SHORT EXERCISE
Check each line of the material below, and copy it if it holds the string "JSON".

### MATERIAL SHOWN ###

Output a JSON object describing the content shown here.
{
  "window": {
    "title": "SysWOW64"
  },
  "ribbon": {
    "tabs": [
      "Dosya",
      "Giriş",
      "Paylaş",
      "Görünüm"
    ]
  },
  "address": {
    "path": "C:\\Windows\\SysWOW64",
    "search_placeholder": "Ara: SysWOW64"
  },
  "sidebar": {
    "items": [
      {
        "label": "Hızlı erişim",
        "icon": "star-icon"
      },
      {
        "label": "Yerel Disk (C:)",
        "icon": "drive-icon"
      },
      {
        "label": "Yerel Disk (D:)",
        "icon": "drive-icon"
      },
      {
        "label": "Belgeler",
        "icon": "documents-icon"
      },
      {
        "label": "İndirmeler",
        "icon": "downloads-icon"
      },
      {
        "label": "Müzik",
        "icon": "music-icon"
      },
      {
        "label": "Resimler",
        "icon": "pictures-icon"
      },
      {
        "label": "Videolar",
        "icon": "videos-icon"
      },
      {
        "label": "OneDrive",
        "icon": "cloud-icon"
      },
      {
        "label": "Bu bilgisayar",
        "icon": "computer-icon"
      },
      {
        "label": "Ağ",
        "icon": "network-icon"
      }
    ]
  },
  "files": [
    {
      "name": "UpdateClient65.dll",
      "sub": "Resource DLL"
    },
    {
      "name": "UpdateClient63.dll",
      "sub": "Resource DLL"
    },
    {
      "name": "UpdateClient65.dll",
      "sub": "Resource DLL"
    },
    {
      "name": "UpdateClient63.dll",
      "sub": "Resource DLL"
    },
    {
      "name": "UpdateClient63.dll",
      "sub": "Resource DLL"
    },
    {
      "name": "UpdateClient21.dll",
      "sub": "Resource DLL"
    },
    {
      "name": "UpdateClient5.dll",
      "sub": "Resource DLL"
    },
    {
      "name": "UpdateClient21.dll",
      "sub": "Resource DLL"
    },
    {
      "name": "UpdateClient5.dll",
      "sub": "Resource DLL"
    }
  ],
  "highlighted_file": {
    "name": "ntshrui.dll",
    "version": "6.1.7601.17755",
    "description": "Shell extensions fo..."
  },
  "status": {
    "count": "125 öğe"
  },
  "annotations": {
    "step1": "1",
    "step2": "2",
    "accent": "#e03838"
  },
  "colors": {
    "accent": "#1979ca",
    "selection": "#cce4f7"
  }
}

###
### MATERIAL SHOWN ###

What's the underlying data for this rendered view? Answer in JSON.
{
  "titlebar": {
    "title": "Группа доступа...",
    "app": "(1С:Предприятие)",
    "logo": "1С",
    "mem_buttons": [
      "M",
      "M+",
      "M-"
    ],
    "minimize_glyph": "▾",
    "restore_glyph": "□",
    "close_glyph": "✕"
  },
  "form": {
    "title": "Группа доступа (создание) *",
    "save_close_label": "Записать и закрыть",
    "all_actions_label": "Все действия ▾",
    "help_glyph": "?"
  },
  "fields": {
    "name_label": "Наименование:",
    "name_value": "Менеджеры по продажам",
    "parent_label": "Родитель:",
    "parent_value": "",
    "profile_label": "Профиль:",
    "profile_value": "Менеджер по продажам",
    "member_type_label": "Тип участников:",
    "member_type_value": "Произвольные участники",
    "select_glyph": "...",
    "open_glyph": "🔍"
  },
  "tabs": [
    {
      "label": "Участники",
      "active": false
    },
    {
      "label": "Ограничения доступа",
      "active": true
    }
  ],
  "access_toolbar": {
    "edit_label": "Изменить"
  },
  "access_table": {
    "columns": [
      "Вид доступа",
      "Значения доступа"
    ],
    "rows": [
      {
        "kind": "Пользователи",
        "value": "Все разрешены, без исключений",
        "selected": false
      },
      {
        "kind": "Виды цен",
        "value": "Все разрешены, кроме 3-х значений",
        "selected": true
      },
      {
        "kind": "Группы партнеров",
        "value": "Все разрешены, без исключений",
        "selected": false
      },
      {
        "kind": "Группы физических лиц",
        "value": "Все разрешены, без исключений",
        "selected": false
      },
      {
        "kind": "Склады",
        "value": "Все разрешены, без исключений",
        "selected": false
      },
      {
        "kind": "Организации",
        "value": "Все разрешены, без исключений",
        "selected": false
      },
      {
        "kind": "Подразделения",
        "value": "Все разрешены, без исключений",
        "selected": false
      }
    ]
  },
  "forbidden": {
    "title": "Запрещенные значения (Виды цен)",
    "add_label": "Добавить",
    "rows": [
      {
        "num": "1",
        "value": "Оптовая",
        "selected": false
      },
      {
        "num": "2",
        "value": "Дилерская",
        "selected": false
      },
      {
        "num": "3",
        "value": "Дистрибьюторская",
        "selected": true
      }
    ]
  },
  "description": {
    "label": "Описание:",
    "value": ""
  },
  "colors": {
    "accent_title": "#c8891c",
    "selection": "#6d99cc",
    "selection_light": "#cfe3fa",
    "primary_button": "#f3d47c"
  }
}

###

TASK ANSWER
Output a JSON object describing the content shown here.
What's the underlying data for this rendered view? Answer in JSON.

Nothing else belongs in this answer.